■ **TASK DIRECTIONS**
In the listing below, find every line with the string "kind" and pull it out.

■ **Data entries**
■ ■ ■

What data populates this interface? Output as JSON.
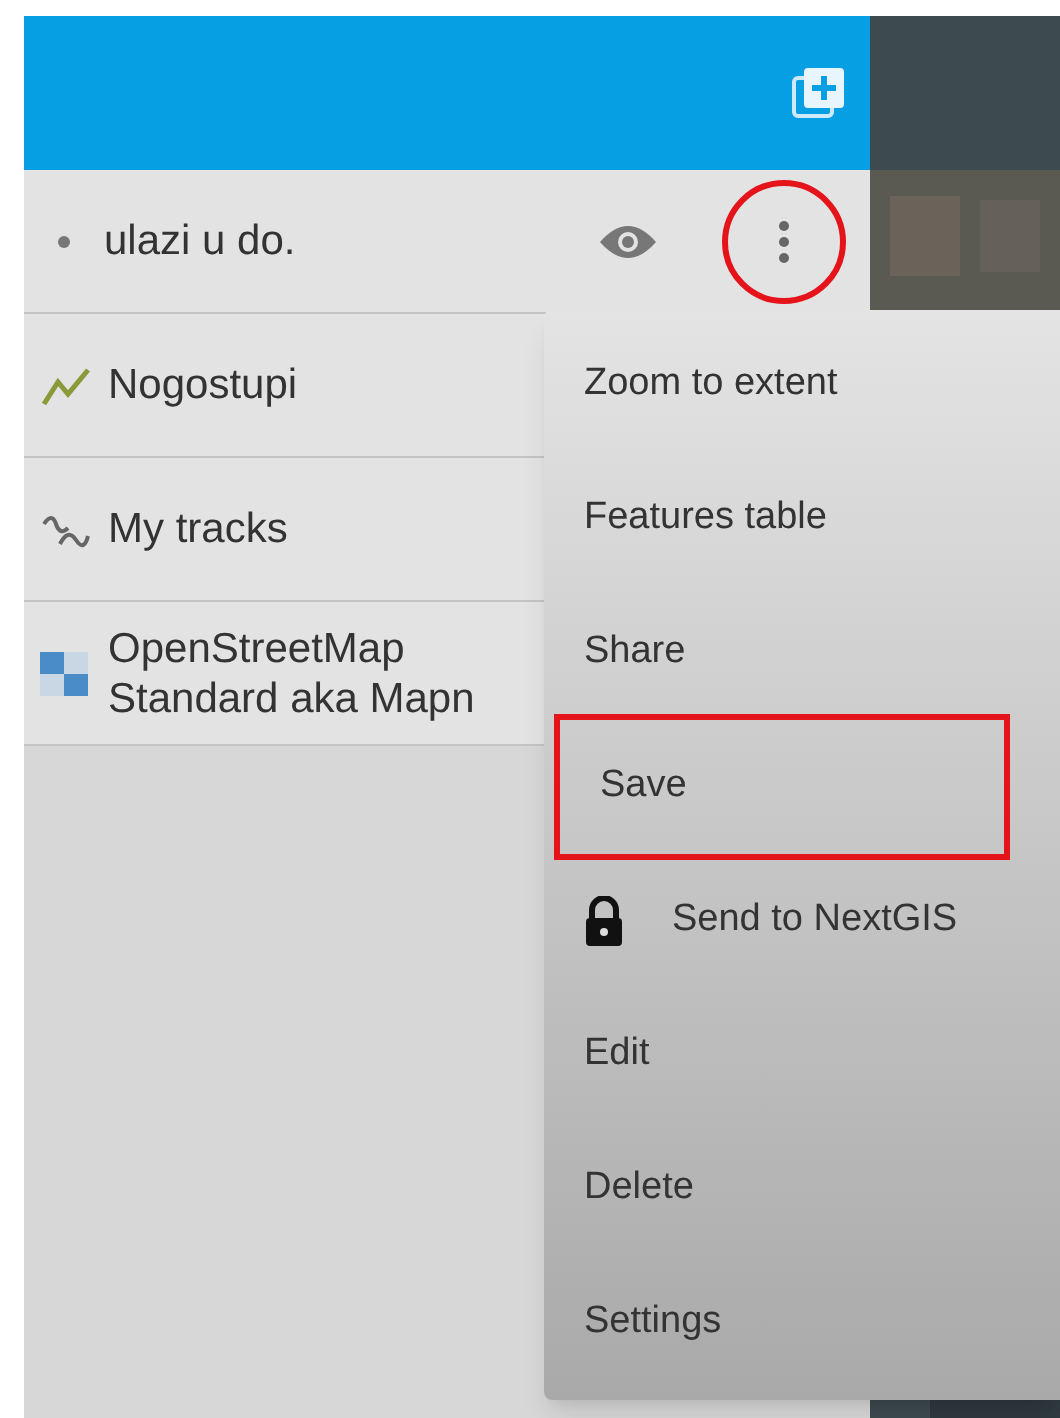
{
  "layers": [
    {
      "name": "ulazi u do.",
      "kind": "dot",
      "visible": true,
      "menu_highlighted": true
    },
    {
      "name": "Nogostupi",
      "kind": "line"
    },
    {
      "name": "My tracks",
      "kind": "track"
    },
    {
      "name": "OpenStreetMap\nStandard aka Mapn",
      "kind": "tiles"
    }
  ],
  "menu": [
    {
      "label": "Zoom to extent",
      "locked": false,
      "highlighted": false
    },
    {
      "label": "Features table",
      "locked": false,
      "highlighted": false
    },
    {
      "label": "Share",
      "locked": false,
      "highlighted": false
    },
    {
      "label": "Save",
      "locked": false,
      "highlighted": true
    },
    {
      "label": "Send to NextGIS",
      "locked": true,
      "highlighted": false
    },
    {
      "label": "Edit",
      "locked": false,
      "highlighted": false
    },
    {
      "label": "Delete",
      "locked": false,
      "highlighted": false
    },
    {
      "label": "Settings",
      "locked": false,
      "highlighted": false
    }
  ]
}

■ ■ ■

■ **FULL OUTPUT**
      "kind": "dot",
      "kind": "line"
      "kind": "track"
      "kind": "tiles"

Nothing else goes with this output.